Dataset rows:
........
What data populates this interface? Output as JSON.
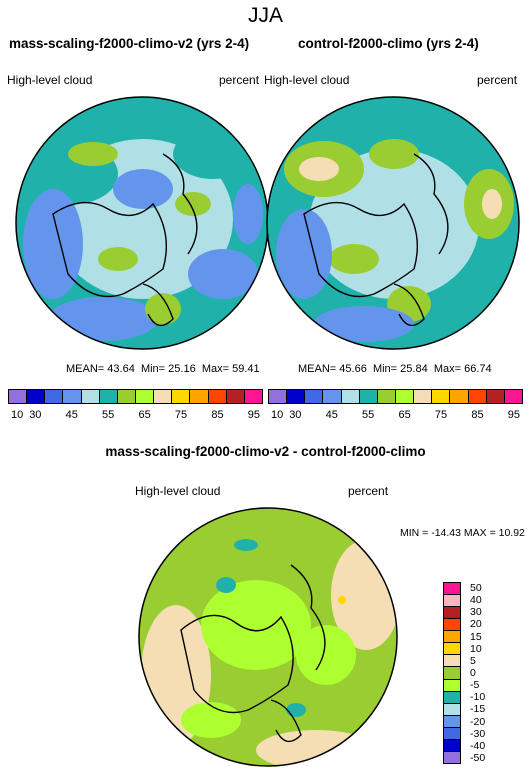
{
  "title": "JJA",
  "left_panel": {
    "title": "mass-scaling-f2000-climo-v2 (yrs 2-4)",
    "variable": "High-level cloud",
    "units": "percent",
    "mean_label": "MEAN=",
    "mean": "43.64",
    "min_label": "Min=",
    "min": "25.16",
    "max_label": "Max=",
    "max": "59.41"
  },
  "right_panel": {
    "title": "control-f2000-climo (yrs 2-4)",
    "variable": "High-level cloud",
    "units": "percent",
    "mean_label": "MEAN=",
    "mean": "45.66",
    "min_label": "Min=",
    "min": "25.84",
    "max_label": "Max=",
    "max": "66.74"
  },
  "diff_panel": {
    "title": "mass-scaling-f2000-climo-v2 - control-f2000-climo",
    "variable": "High-level cloud",
    "units": "percent",
    "minmax_text": "MIN = -14.43 MAX =  10.92"
  },
  "colorbar_abs": {
    "labels": [
      "10",
      "30",
      "45",
      "55",
      "65",
      "75",
      "85",
      "95"
    ],
    "colors": [
      "#9370db",
      "#0000cd",
      "#4169e1",
      "#6495ed",
      "#b0e0e6",
      "#20b2aa",
      "#9acd32",
      "#adff2f",
      "#f5deb3",
      "#ffd700",
      "#ffa500",
      "#ff4500",
      "#b22222",
      "#ff1493"
    ]
  },
  "colorbar_diff": {
    "labels": [
      "50",
      "40",
      "30",
      "20",
      "15",
      "10",
      "5",
      "0",
      "-5",
      "-10",
      "-15",
      "-20",
      "-30",
      "-40",
      "-50"
    ],
    "colors": [
      "#ff1493",
      "#ffb6c1",
      "#b22222",
      "#ff4500",
      "#ffa500",
      "#ffd700",
      "#f5deb3",
      "#9acd32",
      "#adff2f",
      "#20b2aa",
      "#b0e0e6",
      "#6495ed",
      "#4169e1",
      "#0000cd",
      "#9370db"
    ]
  }
}
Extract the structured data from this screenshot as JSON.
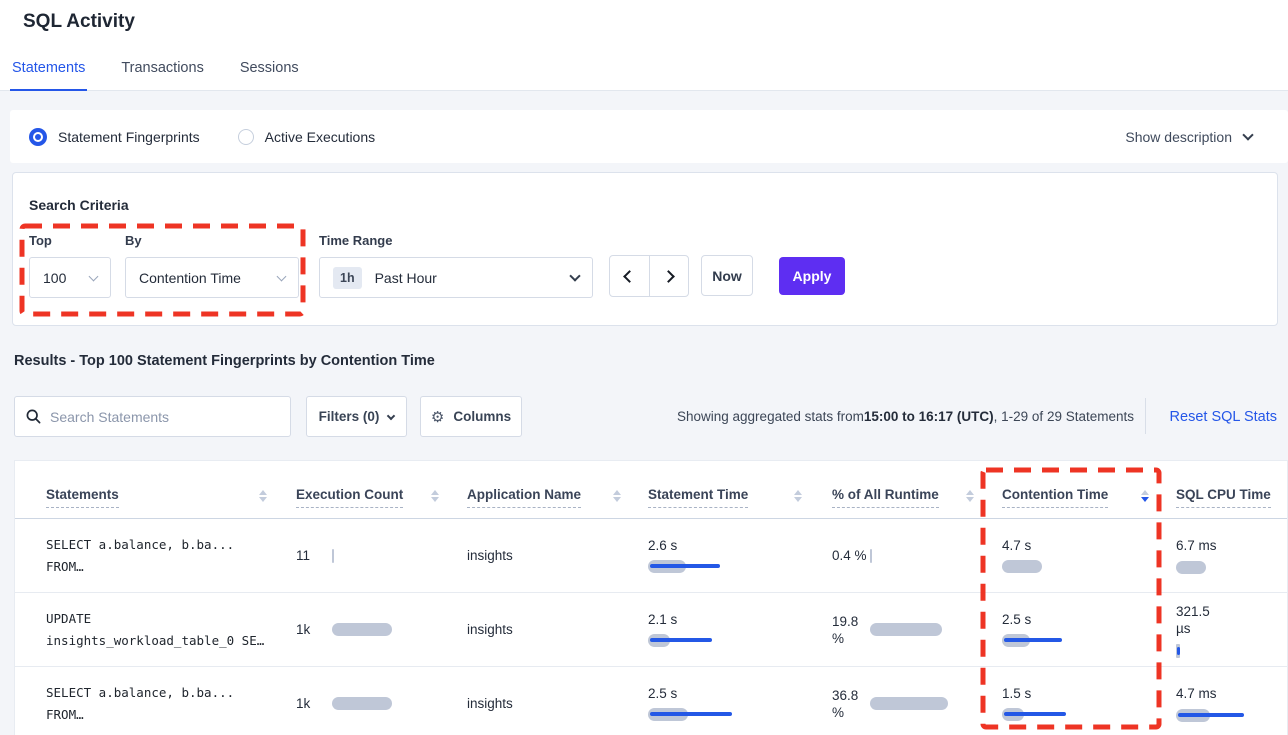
{
  "title": "SQL Activity",
  "tabs": {
    "statements": "Statements",
    "transactions": "Transactions",
    "sessions": "Sessions"
  },
  "toggle": {
    "fingerprints": "Statement Fingerprints",
    "active_executions": "Active Executions",
    "show_description": "Show description"
  },
  "criteria": {
    "heading": "Search Criteria",
    "top_label": "Top",
    "top_value": "100",
    "by_label": "By",
    "by_value": "Contention Time",
    "time_label": "Time Range",
    "time_badge": "1h",
    "time_value": "Past Hour",
    "now": "Now",
    "apply": "Apply"
  },
  "results": {
    "heading": "Results - Top 100 Statement Fingerprints by Contention Time",
    "search_placeholder": "Search Statements",
    "filters": "Filters (0)",
    "columns": "Columns",
    "stats_prefix": "Showing aggregated stats from ",
    "stats_bold": "15:00 to 16:17 (UTC)",
    "stats_suffix": ", 1-29 of 29 Statements",
    "reset": "Reset SQL Stats"
  },
  "table": {
    "headers": [
      "Statements",
      "Execution Count",
      "Application Name",
      "Statement Time",
      "% of All Runtime",
      "Contention Time",
      "SQL CPU Time"
    ],
    "sort": {
      "column": "Contention Time",
      "direction": "desc"
    },
    "rows": [
      {
        "statement": [
          "SELECT a.balance, b.ba...",
          "FROM…"
        ],
        "execution_count": "11",
        "application_name": "insights",
        "statement_time": "2.6 s",
        "pct_of_all_runtime": "0.4 %",
        "contention_time": "4.7 s",
        "sql_cpu_time": "6.7 ms",
        "bars": {
          "execution_count": [
            2,
            0
          ],
          "statement_time": [
            38,
            70
          ],
          "pct_of_all_runtime": [
            2,
            0
          ],
          "contention_time": [
            40,
            0
          ],
          "sql_cpu_time": [
            30,
            0
          ]
        }
      },
      {
        "statement": [
          "UPDATE",
          "insights_workload_table_0 SE…"
        ],
        "execution_count": "1k",
        "application_name": "insights",
        "statement_time": "2.1 s",
        "pct_of_all_runtime": "19.8 %",
        "contention_time": "2.5 s",
        "sql_cpu_time": "321.5 µs",
        "bars": {
          "execution_count": [
            60,
            0
          ],
          "statement_time": [
            22,
            62
          ],
          "pct_of_all_runtime": [
            72,
            0
          ],
          "contention_time": [
            28,
            58
          ],
          "sql_cpu_time": [
            4,
            3
          ]
        }
      },
      {
        "statement": [
          "SELECT a.balance, b.ba...",
          "FROM…"
        ],
        "execution_count": "1k",
        "application_name": "insights",
        "statement_time": "2.5 s",
        "pct_of_all_runtime": "36.8 %",
        "contention_time": "1.5 s",
        "sql_cpu_time": "4.7 ms",
        "bars": {
          "execution_count": [
            60,
            0
          ],
          "statement_time": [
            40,
            82
          ],
          "pct_of_all_runtime": [
            78,
            0
          ],
          "contention_time": [
            22,
            62
          ],
          "sql_cpu_time": [
            34,
            66
          ]
        }
      }
    ]
  },
  "annotations": {
    "color": "#ee3424",
    "regions": [
      "top-by-criteria",
      "contention-time-column"
    ]
  },
  "colors": {
    "accent_blue": "#2456e8",
    "apply_purple": "#5e2ef2",
    "annotation_red": "#ee3424",
    "bar_gray": "#bfc7d7",
    "bar_blue": "#2458e6"
  }
}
........
__TASK TO CARRY OUT__:
Ignore the images and quote every line of the listing exactly.

__SOLUTION__:
What data populates this interface? Output as JSON.
{
  "title": "JJA",
  "left_panel": {
    "title": "mass-scaling-f2000-climo-v2 (yrs 2-4)",
    "variable": "High-level cloud",
    "units": "percent",
    "mean_label": "MEAN=",
    "mean": "43.64",
    "min_label": "Min=",
    "min": "25.16",
    "max_label": "Max=",
    "max": "59.41"
  },
  "right_panel": {
    "title": "control-f2000-climo (yrs 2-4)",
    "variable": "High-level cloud",
    "units": "percent",
    "mean_label": "MEAN=",
    "mean": "45.66",
    "min_label": "Min=",
    "min": "25.84",
    "max_label": "Max=",
    "max": "66.74"
  },
  "diff_panel": {
    "title": "mass-scaling-f2000-climo-v2 - control-f2000-climo",
    "variable": "High-level cloud",
    "units": "percent",
    "minmax_text": "MIN = -14.43 MAX =  10.92"
  },
  "colorbar_abs": {
    "labels": [
      "10",
      "30",
      "45",
      "55",
      "65",
      "75",
      "85",
      "95"
    ],
    "colors": [
      "#9370db",
      "#0000cd",
      "#4169e1",
      "#6495ed",
      "#b0e0e6",
      "#20b2aa",
      "#9acd32",
      "#adff2f",
      "#f5deb3",
      "#ffd700",
      "#ffa500",
      "#ff4500",
      "#b22222",
      "#ff1493"
    ]
  },
  "colorbar_diff": {
    "labels": [
      "50",
      "40",
      "30",
      "20",
      "15",
      "10",
      "5",
      "0",
      "-5",
      "-10",
      "-15",
      "-20",
      "-30",
      "-40",
      "-50"
    ],
    "colors": [
      "#ff1493",
      "#ffb6c1",
      "#b22222",
      "#ff4500",
      "#ffa500",
      "#ffd700",
      "#f5deb3",
      "#9acd32",
      "#adff2f",
      "#20b2aa",
      "#b0e0e6",
      "#6495ed",
      "#4169e1",
      "#0000cd",
      "#9370db"
    ]
  }
}
Extract the structured data from this screenshot as JSON.
{
  "title": "SQL Activity",
  "tabs": {
    "statements": "Statements",
    "transactions": "Transactions",
    "sessions": "Sessions"
  },
  "toggle": {
    "fingerprints": "Statement Fingerprints",
    "active_executions": "Active Executions",
    "show_description": "Show description"
  },
  "criteria": {
    "heading": "Search Criteria",
    "top_label": "Top",
    "top_value": "100",
    "by_label": "By",
    "by_value": "Contention Time",
    "time_label": "Time Range",
    "time_badge": "1h",
    "time_value": "Past Hour",
    "now": "Now",
    "apply": "Apply"
  },
  "results": {
    "heading": "Results - Top 100 Statement Fingerprints by Contention Time",
    "search_placeholder": "Search Statements",
    "filters": "Filters (0)",
    "columns": "Columns",
    "stats_prefix": "Showing aggregated stats from ",
    "stats_bold": "15:00 to 16:17 (UTC)",
    "stats_suffix": ", 1-29 of 29 Statements",
    "reset": "Reset SQL Stats"
  },
  "table": {
    "headers": [
      "Statements",
      "Execution Count",
      "Application Name",
      "Statement Time",
      "% of All Runtime",
      "Contention Time",
      "SQL CPU Time"
    ],
    "sort": {
      "column": "Contention Time",
      "direction": "desc"
    },
    "rows": [
      {
        "statement": [
          "SELECT a.balance, b.ba...",
          "FROM…"
        ],
        "execution_count": "11",
        "application_name": "insights",
        "statement_time": "2.6 s",
        "pct_of_all_runtime": "0.4 %",
        "contention_time": "4.7 s",
        "sql_cpu_time": "6.7 ms",
        "bars": {
          "execution_count": [
            2,
            0
          ],
          "statement_time": [
            38,
            70
          ],
          "pct_of_all_runtime": [
            2,
            0
          ],
          "contention_time": [
            40,
            0
          ],
          "sql_cpu_time": [
            30,
            0
          ]
        }
      },
      {
        "statement": [
          "UPDATE",
          "insights_workload_table_0 SE…"
        ],
        "execution_count": "1k",
        "application_name": "insights",
        "statement_time": "2.1 s",
        "pct_of_all_runtime": "19.8 %",
        "contention_time": "2.5 s",
        "sql_cpu_time": "321.5 µs",
        "bars": {
          "execution_count": [
            60,
            0
          ],
          "statement_time": [
            22,
            62
          ],
          "pct_of_all_runtime": [
            72,
            0
          ],
          "contention_time": [
            28,
            58
          ],
          "sql_cpu_time": [
            4,
            3
          ]
        }
      },
      {
        "statement": [
          "SELECT a.balance, b.ba...",
          "FROM…"
        ],
        "execution_count": "1k",
        "application_name": "insights",
        "statement_time": "2.5 s",
        "pct_of_all_runtime": "36.8 %",
        "contention_time": "1.5 s",
        "sql_cpu_time": "4.7 ms",
        "bars": {
          "execution_count": [
            60,
            0
          ],
          "statement_time": [
            40,
            82
          ],
          "pct_of_all_runtime": [
            78,
            0
          ],
          "contention_time": [
            22,
            62
          ],
          "sql_cpu_time": [
            34,
            66
          ]
        }
      }
    ]
  },
  "annotations": {
    "color": "#ee3424",
    "regions": [
      "top-by-criteria",
      "contention-time-column"
    ]
  },
  "colors": {
    "accent_blue": "#2456e8",
    "apply_purple": "#5e2ef2",
    "annotation_red": "#ee3424",
    "bar_gray": "#bfc7d7",
    "bar_blue": "#2458e6"
  }
}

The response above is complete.